--- EXERCISE DETAILS ---
Tally the lines containing the word "Республики" and give the total alone.

— START EXTRACTED MATERIAL —

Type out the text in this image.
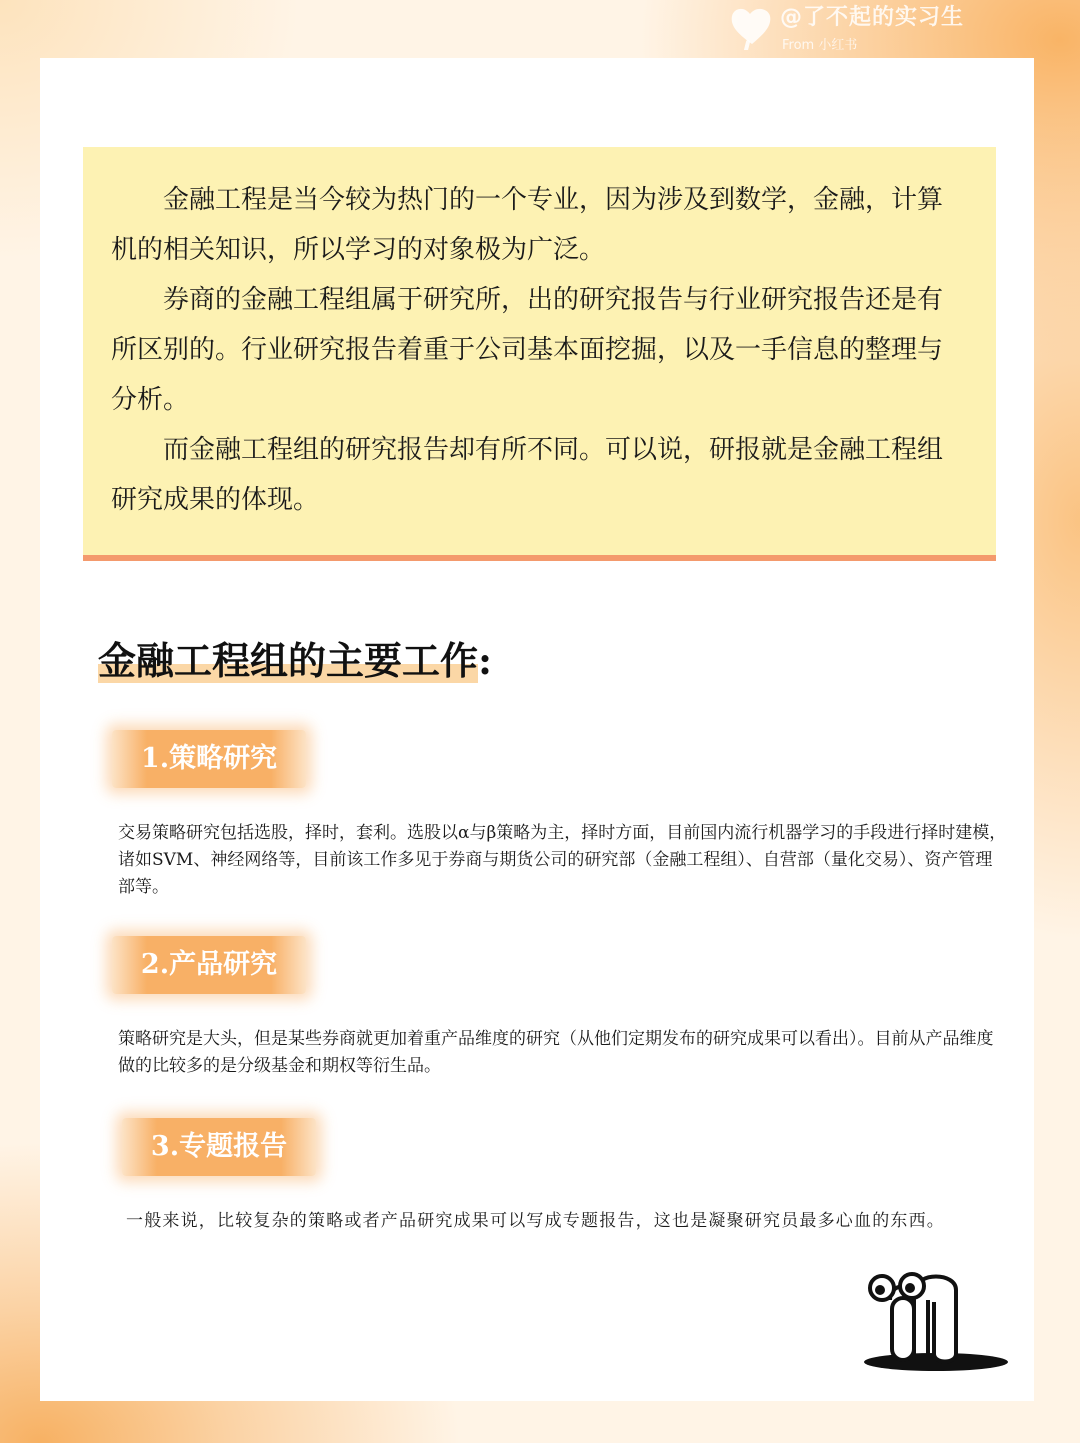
@了不起的实习生
From 小红书

金融工程是当今较为热门的一个专业，因为涉及到数学，金融，计算机的相关知识，所以学习的对象极为广泛。

券商的金融工程组属于研究所，出的研究报告与行业研究报告还是有所区别的。行业研究报告着重于公司基本面挖掘，以及一手信息的整理与分析。

而金融工程组的研究报告却有所不同。可以说，研报就是金融工程组研究成果的体现。

金融工程组的主要工作:
1.策略研究

交易策略研究包括选股，择时，套利。选股以α与β策略为主，择时方面，目前国内流行机器学习的手段进行择时建模，诸如SVM、神经网络等，目前该工作多见于券商与期货公司的研究部（金融工程组）、自营部（量化交易）、资产管理部等。

2.产品研究

策略研究是大头，但是某些券商就更加着重产品维度的研究（从他们定期发布的研究成果可以看出）。目前从产品维度做的比较多的是分级基金和期权等衍生品。

3.专题报告

一般来说，比较复杂的策略或者产品研究成果可以写成专题报告，这也是凝聚研究员最多心血的东西。
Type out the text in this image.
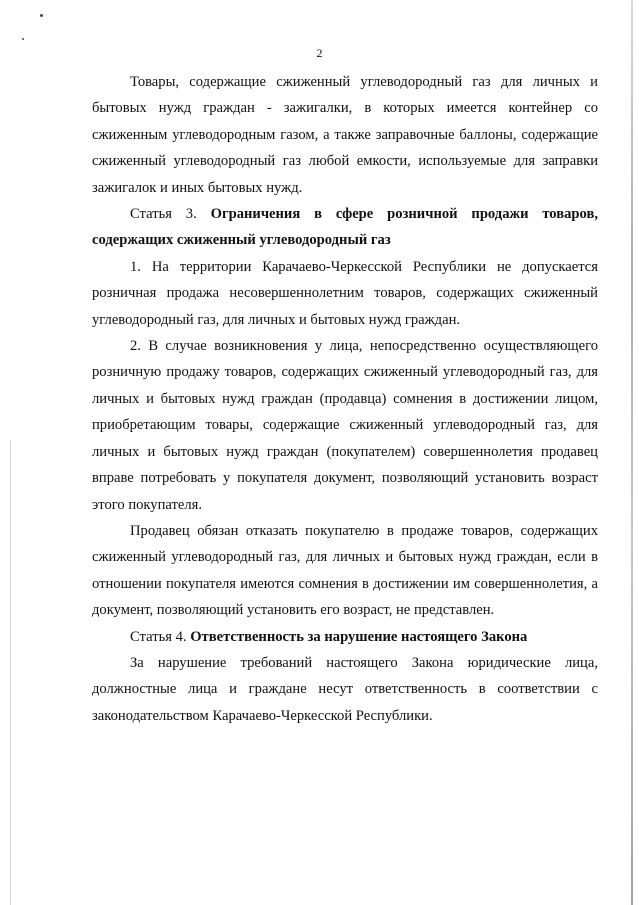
2

Товары, содержащие сжиженный углеводородный газ для личных и бытовых нужд граждан - зажигалки, в которых имеется контейнер со сжиженным углеводородным газом, а также заправочные баллоны, содержащие сжиженный углеводородный газ любой емкости, используемые для заправки зажигалок и иных бытовых нужд.

Статья 3. Ограничения в сфере розничной продажи товаров, содержащих сжиженный углеводородный газ

1. На территории Карачаево-Черкесской Республики не допускается розничная продажа несовершеннолетним товаров, содержащих сжиженный углеводородный газ, для личных и бытовых нужд граждан.

2. В случае возникновения у лица, непосредственно осуществляющего розничную продажу товаров, содержащих сжиженный углеводородный газ, для личных и бытовых нужд граждан (продавца) сомнения в достижении лицом, приобретающим товары, содержащие сжиженный углеводородный газ, для личных и бытовых нужд граждан (покупателем) совершеннолетия продавец вправе потребовать у покупателя документ, позволяющий установить возраст этого покупателя.

Продавец обязан отказать покупателю в продаже товаров, содержащих сжиженный углеводородный газ, для личных и бытовых нужд граждан, если в отношении покупателя имеются сомнения в достижении им совершеннолетия, а документ, позволяющий установить его возраст, не представлен.

Статья 4. Ответственность за нарушение настоящего Закона

За нарушение требований настоящего Закона юридические лица, должностные лица и граждане несут ответственность в соответствии с законодательством Карачаево-Черкесской Республики.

— END EXTRACTED MATERIAL —

--- WRITTEN RESPONSE ---
2